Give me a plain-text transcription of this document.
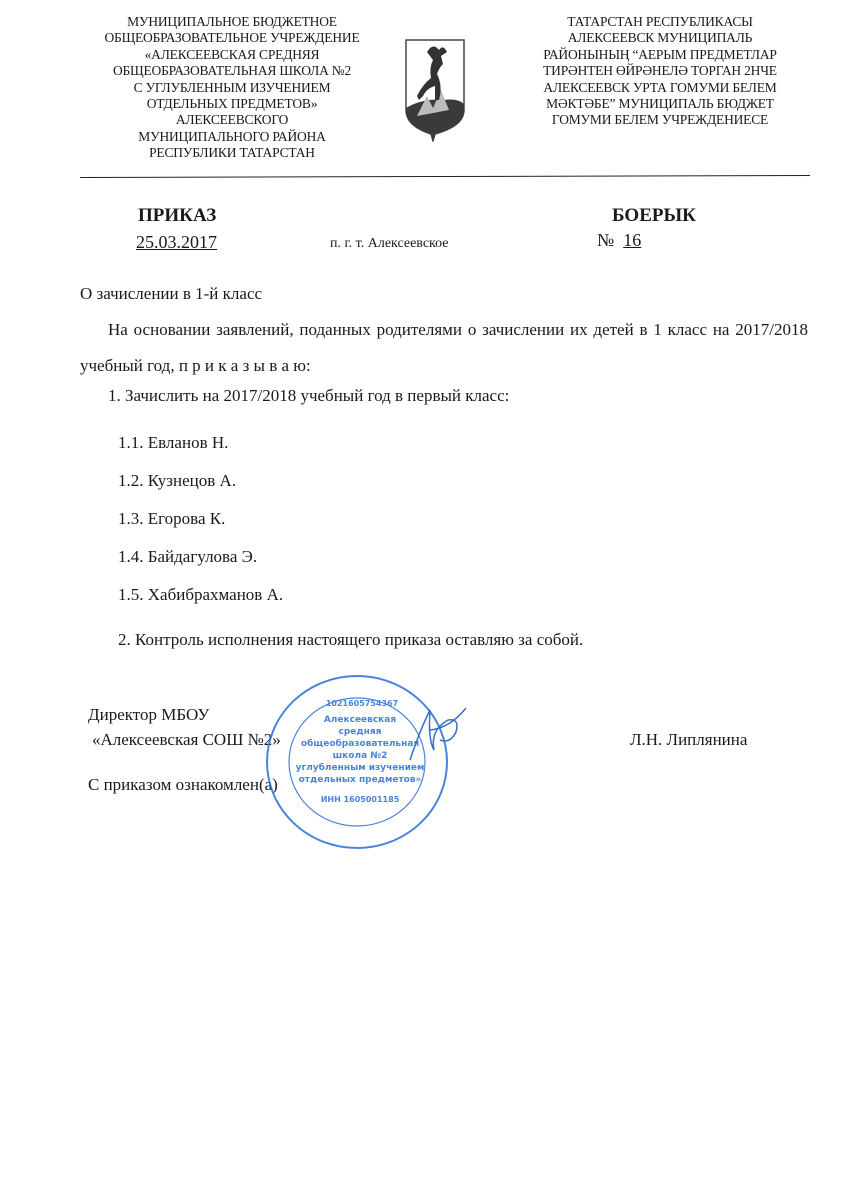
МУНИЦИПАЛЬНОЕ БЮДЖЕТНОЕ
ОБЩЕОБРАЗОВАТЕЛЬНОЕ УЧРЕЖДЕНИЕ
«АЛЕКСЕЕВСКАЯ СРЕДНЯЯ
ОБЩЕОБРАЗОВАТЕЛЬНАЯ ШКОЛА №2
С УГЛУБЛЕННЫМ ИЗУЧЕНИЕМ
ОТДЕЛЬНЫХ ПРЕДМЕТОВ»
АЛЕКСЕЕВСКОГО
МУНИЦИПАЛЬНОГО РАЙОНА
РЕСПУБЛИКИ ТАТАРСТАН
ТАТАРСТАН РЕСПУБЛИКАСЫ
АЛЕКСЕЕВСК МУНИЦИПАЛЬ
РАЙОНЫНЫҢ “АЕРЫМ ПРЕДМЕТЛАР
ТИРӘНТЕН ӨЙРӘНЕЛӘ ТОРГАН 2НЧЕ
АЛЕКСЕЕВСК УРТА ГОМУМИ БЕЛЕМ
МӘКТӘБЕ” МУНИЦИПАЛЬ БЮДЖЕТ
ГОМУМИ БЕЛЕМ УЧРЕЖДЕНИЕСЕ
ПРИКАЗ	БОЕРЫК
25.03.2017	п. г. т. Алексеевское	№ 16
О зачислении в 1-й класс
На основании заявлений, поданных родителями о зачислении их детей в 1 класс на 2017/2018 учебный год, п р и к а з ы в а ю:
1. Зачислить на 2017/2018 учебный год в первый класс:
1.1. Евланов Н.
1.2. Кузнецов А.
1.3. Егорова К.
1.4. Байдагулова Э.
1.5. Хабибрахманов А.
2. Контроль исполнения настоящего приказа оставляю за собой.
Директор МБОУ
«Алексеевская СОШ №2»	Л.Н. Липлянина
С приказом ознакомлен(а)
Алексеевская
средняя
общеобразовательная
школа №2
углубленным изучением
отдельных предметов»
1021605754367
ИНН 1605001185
--------------------------------------------------
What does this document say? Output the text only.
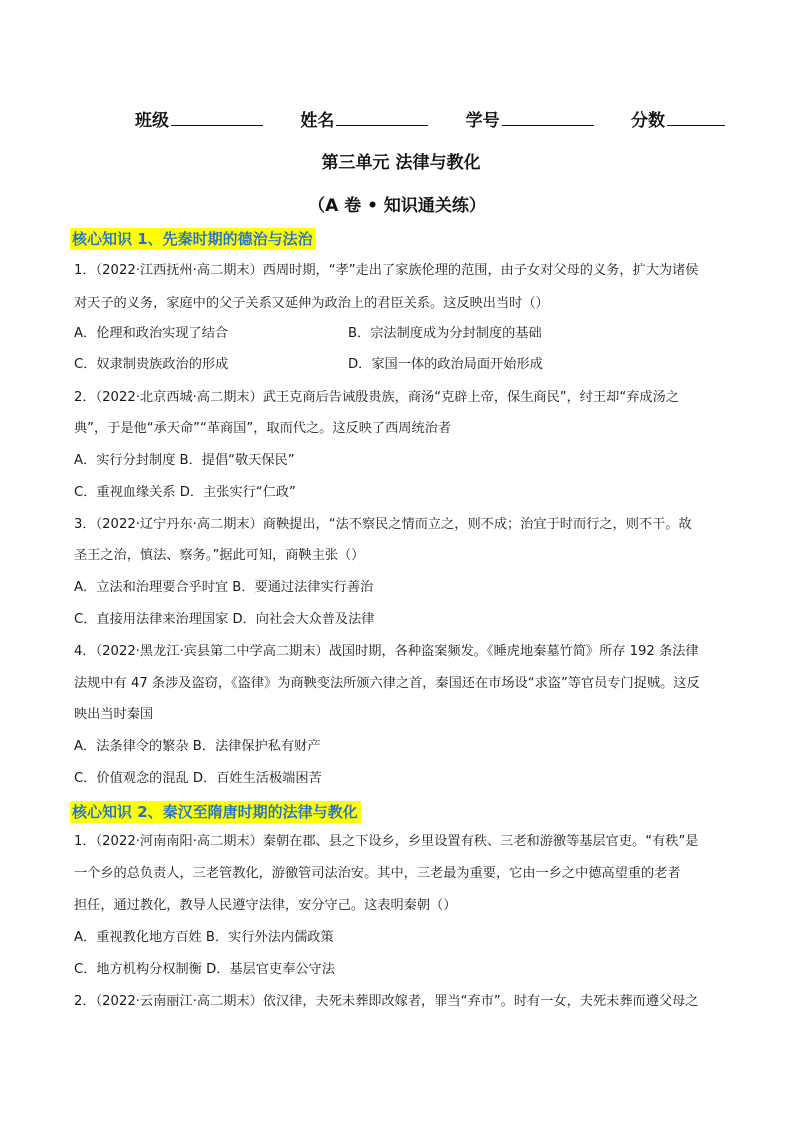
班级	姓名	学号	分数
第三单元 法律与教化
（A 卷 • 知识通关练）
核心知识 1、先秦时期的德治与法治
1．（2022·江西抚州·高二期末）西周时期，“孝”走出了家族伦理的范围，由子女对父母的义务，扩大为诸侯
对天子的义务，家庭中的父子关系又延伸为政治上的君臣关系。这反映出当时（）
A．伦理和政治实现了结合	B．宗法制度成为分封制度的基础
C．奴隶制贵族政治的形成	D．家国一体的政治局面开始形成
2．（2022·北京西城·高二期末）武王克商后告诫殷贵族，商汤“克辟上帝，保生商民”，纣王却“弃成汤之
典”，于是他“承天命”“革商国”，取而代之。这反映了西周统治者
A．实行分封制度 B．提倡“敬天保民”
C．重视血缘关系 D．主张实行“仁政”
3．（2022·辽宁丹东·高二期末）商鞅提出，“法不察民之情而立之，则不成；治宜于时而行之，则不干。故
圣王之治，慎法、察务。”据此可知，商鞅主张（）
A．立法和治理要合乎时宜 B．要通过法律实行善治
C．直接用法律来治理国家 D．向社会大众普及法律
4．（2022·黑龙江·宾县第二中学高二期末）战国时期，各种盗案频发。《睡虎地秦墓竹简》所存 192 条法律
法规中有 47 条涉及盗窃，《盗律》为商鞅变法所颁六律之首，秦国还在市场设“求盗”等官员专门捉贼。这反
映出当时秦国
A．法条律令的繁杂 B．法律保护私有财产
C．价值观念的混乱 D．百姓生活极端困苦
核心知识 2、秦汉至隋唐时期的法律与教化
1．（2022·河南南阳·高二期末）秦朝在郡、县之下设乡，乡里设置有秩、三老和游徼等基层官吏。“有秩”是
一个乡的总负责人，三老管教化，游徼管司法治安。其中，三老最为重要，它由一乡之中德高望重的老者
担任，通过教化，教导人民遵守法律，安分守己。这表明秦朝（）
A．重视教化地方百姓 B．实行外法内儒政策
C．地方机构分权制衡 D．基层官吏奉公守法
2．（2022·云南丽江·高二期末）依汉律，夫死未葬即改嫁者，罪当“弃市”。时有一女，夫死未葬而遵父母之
--------------------------------------------------
STATED EXERCISE:
Your task is to collect every line above that contains the word "класс".

TASK SOLUTION:
О зачислении в 1-й класс
На основании заявлений, поданных родителями о зачислении их детей в 1 класс на 2017/2018 учебный год, п р и к а з ы в а ю:
1. Зачислить на 2017/2018 учебный год в первый класс:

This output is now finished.